• What the exercise asks
Write out the records again, exactly, leaving none out.

• Supplied material
━━━━━━━━

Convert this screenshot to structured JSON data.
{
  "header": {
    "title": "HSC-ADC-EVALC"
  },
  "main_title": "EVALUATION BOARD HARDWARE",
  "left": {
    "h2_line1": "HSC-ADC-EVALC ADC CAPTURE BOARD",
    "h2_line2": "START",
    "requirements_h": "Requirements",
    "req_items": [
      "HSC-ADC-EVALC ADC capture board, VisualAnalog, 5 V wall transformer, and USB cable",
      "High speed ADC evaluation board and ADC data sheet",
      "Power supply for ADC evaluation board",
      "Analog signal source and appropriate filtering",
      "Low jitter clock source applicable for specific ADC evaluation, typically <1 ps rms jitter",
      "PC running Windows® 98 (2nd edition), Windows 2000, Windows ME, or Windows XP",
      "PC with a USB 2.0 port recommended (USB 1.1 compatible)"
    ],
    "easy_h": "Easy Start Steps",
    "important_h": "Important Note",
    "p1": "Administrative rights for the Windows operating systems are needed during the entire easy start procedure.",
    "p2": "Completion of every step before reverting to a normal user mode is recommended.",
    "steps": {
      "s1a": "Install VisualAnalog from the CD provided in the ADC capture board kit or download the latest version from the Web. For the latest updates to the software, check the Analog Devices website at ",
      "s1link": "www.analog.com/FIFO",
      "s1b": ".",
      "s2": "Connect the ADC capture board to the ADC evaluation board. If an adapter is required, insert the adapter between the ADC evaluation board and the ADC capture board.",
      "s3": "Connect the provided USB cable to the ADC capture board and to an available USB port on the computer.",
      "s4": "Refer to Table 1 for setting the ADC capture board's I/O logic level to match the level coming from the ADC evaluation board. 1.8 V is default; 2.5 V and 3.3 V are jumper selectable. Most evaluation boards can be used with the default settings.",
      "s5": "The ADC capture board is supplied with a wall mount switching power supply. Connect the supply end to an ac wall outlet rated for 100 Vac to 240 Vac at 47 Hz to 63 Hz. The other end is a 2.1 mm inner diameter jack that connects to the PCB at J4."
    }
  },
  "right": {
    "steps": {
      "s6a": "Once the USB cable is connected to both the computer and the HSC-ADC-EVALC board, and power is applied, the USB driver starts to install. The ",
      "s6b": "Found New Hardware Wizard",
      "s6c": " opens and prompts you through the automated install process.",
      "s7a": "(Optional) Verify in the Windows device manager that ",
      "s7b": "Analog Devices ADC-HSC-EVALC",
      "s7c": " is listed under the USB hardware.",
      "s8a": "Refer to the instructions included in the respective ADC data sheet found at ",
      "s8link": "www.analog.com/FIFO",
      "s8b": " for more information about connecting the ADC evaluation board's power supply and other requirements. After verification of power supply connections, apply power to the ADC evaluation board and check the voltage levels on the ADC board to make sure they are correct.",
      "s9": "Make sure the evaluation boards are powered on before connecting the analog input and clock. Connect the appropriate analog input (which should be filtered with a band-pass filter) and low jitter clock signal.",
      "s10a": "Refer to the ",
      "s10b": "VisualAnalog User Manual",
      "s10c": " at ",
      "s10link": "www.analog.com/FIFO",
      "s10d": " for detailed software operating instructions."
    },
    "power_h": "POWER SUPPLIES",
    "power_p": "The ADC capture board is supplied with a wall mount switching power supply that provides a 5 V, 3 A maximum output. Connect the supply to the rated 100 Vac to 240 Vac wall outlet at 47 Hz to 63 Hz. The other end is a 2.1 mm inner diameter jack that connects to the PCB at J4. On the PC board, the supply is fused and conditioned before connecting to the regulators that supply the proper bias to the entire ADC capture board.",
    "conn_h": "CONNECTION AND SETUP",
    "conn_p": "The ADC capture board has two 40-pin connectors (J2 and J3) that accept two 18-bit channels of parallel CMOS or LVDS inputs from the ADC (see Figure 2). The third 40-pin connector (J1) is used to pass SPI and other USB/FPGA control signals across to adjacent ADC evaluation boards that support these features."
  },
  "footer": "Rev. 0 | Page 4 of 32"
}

━━━━━━━━

• Expected answer
Convert this screenshot to structured JSON data.
{
  "header": {
    "title": "HSC-ADC-EVALC"
  },
  "main_title": "EVALUATION BOARD HARDWARE",
  "left": {
    "h2_line1": "HSC-ADC-EVALC ADC CAPTURE BOARD",
    "h2_line2": "START",
    "requirements_h": "Requirements",
    "req_items": [
      "HSC-ADC-EVALC ADC capture board, VisualAnalog, 5 V wall transformer, and USB cable",
      "High speed ADC evaluation board and ADC data sheet",
      "Power supply for ADC evaluation board",
      "Analog signal source and appropriate filtering",
      "Low jitter clock source applicable for specific ADC evaluation, typically <1 ps rms jitter",
      "PC running Windows® 98 (2nd edition), Windows 2000, Windows ME, or Windows XP",
      "PC with a USB 2.0 port recommended (USB 1.1 compatible)"
    ],
    "easy_h": "Easy Start Steps",
    "important_h": "Important Note",
    "p1": "Administrative rights for the Windows operating systems are needed during the entire easy start procedure.",
    "p2": "Completion of every step before reverting to a normal user mode is recommended.",
    "steps": {
      "s1a": "Install VisualAnalog from the CD provided in the ADC capture board kit or download the latest version from the Web. For the latest updates to the software, check the Analog Devices website at ",
      "s1link": "www.analog.com/FIFO",
      "s1b": ".",
      "s2": "Connect the ADC capture board to the ADC evaluation board. If an adapter is required, insert the adapter between the ADC evaluation board and the ADC capture board.",
      "s3": "Connect the provided USB cable to the ADC capture board and to an available USB port on the computer.",
      "s4": "Refer to Table 1 for setting the ADC capture board's I/O logic level to match the level coming from the ADC evaluation board. 1.8 V is default; 2.5 V and 3.3 V are jumper selectable. Most evaluation boards can be used with the default settings.",
      "s5": "The ADC capture board is supplied with a wall mount switching power supply. Connect the supply end to an ac wall outlet rated for 100 Vac to 240 Vac at 47 Hz to 63 Hz. The other end is a 2.1 mm inner diameter jack that connects to the PCB at J4."
    }
  },
  "right": {
    "steps": {
      "s6a": "Once the USB cable is connected to both the computer and the HSC-ADC-EVALC board, and power is applied, the USB driver starts to install. The ",
      "s6b": "Found New Hardware Wizard",
      "s6c": " opens and prompts you through the automated install process.",
      "s7a": "(Optional) Verify in the Windows device manager that ",
      "s7b": "Analog Devices ADC-HSC-EVALC",
      "s7c": " is listed under the USB hardware.",
      "s8a": "Refer to the instructions included in the respective ADC data sheet found at ",
      "s8link": "www.analog.com/FIFO",
      "s8b": " for more information about connecting the ADC evaluation board's power supply and other requirements. After verification of power supply connections, apply power to the ADC evaluation board and check the voltage levels on the ADC board to make sure they are correct.",
      "s9": "Make sure the evaluation boards are powered on before connecting the analog input and clock. Connect the appropriate analog input (which should be filtered with a band-pass filter) and low jitter clock signal.",
      "s10a": "Refer to the ",
      "s10b": "VisualAnalog User Manual",
      "s10c": " at ",
      "s10link": "www.analog.com/FIFO",
      "s10d": " for detailed software operating instructions."
    },
    "power_h": "POWER SUPPLIES",
    "power_p": "The ADC capture board is supplied with a wall mount switching power supply that provides a 5 V, 3 A maximum output. Connect the supply to the rated 100 Vac to 240 Vac wall outlet at 47 Hz to 63 Hz. The other end is a 2.1 mm inner diameter jack that connects to the PCB at J4. On the PC board, the supply is fused and conditioned before connecting to the regulators that supply the proper bias to the entire ADC capture board.",
    "conn_h": "CONNECTION AND SETUP",
    "conn_p": "The ADC capture board has two 40-pin connectors (J2 and J3) that accept two 18-bit channels of parallel CMOS or LVDS inputs from the ADC (see Figure 2). The third 40-pin connector (J1) is used to pass SPI and other USB/FPGA control signals across to adjacent ADC evaluation boards that support these features."
  },
  "footer": "Rev. 0 | Page 4 of 32"
}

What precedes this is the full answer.